[Given exercise] From the entries below, tally how many lines contain "Probability" and report only that figure.

[Raw records]
= = = = =
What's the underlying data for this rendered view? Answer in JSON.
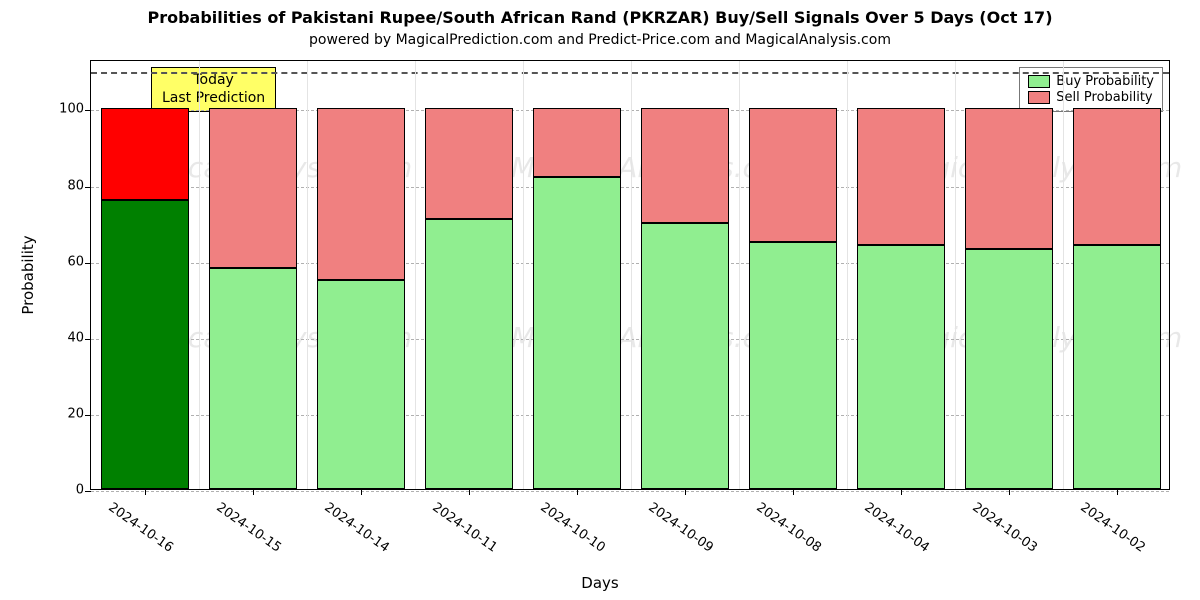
{
  "title": "Probabilities of Pakistani Rupee/South African Rand (PKRZAR) Buy/Sell Signals Over 5 Days (Oct 17)",
  "subtitle": "powered by MagicalPrediction.com and Predict-Price.com and MagicalAnalysis.com",
  "axes": {
    "ylabel": "Probability",
    "xlabel": "Days",
    "ylim_min": 0,
    "ylim_max": 113,
    "yticks": [
      0,
      20,
      40,
      60,
      80,
      100
    ],
    "dash_line_y": 110,
    "grid_color": "#cfcfcf",
    "dash_color": "#555555"
  },
  "chart": {
    "type": "stacked-bar",
    "bar_width_ratio": 0.82,
    "background_color": "#ffffff",
    "border_color": "#000000",
    "categories": [
      "2024-10-16",
      "2024-10-15",
      "2024-10-14",
      "2024-10-11",
      "2024-10-10",
      "2024-10-09",
      "2024-10-08",
      "2024-10-04",
      "2024-10-03",
      "2024-10-02"
    ],
    "buy_values": [
      76,
      58,
      55,
      71,
      82,
      70,
      65,
      64,
      63,
      64
    ],
    "sell_values": [
      24,
      42,
      45,
      29,
      18,
      30,
      35,
      36,
      37,
      36
    ],
    "highlight_index": 0,
    "colors": {
      "buy": "#90ee90",
      "sell": "#f08080",
      "buy_highlight": "#008000",
      "sell_highlight": "#ff0000"
    }
  },
  "annotation": {
    "line1": "Today",
    "line2": "Last Prediction",
    "background": "#ffff66"
  },
  "legend": {
    "buy_label": "Buy Probability",
    "sell_label": "Sell Probability"
  },
  "watermark_text": "MagicalAnalysis.com",
  "title_fontsize": 16,
  "subtitle_fontsize": 14
}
= = = = =
[Full answer] 3